Exercise directions: Every line holding the string "JSON" is to be copied from the entries below.

Listed records:

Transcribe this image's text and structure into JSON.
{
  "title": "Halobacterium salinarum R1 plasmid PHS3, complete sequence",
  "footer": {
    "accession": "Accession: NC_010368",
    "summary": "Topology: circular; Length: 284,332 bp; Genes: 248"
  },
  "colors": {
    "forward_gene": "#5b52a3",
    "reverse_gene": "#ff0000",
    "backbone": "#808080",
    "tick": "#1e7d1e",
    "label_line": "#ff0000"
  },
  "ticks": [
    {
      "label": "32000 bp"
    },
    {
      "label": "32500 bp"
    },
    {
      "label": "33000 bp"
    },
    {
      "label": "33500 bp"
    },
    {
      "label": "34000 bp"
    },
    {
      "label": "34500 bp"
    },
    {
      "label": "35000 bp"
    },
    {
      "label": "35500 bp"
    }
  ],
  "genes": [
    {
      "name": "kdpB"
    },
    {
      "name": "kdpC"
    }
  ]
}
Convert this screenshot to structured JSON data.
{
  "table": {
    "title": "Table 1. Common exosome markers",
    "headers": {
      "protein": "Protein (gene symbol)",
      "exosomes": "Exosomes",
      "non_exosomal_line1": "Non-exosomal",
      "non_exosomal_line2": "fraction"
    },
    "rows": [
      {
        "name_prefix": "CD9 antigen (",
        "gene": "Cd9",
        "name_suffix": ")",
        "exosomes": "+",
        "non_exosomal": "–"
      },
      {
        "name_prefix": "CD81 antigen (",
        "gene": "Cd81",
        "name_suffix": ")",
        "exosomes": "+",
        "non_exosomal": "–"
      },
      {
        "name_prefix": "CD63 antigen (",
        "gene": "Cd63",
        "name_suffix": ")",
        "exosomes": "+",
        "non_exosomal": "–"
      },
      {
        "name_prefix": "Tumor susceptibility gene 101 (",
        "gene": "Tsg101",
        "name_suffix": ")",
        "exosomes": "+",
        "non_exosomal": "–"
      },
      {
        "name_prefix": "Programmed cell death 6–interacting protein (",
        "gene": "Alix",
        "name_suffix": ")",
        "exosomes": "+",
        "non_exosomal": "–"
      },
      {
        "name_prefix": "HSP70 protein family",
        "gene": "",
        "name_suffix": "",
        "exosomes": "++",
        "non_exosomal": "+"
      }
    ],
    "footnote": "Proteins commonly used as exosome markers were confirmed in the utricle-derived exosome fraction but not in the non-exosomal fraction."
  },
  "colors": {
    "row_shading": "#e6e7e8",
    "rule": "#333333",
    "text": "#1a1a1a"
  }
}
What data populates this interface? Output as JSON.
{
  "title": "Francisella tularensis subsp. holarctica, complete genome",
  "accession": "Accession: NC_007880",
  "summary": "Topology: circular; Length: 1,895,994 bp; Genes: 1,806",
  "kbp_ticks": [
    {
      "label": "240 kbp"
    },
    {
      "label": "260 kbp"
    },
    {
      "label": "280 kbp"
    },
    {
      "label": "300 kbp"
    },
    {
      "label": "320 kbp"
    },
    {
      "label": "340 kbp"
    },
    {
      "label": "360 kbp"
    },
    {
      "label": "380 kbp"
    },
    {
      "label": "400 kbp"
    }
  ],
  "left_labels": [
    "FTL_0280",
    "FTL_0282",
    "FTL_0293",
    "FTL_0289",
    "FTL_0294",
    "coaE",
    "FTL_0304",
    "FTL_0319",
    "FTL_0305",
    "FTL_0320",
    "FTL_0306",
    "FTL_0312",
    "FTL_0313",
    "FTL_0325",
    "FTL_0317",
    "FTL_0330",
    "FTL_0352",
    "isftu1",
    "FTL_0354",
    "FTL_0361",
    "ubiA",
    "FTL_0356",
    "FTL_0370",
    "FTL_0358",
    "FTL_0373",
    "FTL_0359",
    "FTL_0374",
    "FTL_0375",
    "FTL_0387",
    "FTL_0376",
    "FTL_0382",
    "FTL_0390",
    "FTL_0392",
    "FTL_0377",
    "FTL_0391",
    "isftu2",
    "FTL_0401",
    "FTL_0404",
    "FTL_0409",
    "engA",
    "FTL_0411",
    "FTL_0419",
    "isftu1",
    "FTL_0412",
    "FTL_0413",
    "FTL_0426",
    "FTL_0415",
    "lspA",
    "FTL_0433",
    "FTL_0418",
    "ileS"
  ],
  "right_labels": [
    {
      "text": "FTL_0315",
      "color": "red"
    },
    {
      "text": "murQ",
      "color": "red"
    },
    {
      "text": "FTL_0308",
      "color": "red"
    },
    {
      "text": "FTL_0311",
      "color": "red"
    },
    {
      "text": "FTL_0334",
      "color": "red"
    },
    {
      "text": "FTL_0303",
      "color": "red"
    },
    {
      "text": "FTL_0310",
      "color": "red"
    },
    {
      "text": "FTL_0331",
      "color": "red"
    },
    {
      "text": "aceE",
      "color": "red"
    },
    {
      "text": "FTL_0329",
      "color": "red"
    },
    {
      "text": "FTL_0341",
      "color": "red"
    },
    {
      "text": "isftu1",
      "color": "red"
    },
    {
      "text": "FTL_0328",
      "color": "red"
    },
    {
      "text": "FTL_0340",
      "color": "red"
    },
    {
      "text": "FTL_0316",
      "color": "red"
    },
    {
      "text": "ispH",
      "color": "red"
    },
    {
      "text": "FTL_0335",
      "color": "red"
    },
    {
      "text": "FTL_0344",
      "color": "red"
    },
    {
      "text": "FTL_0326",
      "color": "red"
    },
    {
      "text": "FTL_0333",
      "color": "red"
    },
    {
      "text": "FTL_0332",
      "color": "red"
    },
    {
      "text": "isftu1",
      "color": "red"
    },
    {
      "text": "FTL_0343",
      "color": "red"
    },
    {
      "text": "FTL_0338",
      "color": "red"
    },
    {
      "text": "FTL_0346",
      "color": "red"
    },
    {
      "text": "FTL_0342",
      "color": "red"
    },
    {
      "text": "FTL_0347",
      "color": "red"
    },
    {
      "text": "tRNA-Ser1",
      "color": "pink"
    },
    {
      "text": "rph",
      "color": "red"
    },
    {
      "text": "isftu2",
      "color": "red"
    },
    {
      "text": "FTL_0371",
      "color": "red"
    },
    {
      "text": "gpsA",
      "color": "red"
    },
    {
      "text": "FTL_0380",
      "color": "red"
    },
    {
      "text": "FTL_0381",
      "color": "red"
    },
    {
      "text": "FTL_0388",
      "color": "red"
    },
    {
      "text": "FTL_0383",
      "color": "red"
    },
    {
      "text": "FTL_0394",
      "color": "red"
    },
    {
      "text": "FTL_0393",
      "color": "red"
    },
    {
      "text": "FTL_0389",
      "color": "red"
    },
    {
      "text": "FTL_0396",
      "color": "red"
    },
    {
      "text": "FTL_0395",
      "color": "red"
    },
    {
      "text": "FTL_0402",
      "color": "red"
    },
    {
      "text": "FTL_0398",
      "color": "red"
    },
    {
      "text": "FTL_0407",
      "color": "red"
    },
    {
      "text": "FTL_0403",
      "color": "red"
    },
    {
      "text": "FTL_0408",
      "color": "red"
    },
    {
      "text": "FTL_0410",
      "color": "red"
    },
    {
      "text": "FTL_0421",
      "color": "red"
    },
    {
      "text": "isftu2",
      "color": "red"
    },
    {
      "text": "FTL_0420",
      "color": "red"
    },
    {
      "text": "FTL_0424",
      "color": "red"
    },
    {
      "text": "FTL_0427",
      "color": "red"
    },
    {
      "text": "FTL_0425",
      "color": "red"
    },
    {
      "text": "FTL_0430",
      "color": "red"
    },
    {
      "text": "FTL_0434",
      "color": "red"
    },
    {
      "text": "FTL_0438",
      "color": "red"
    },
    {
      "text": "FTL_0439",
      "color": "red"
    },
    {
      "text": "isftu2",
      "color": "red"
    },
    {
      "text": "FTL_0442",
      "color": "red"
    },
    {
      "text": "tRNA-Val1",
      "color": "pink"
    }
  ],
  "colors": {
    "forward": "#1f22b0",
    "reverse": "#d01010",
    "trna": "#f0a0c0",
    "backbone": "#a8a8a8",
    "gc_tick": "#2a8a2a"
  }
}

Answer section:
Transcribe this image's text and structure into JSON.
Convert this screenshot to structured JSON data.
What data populates this interface? Output as JSON.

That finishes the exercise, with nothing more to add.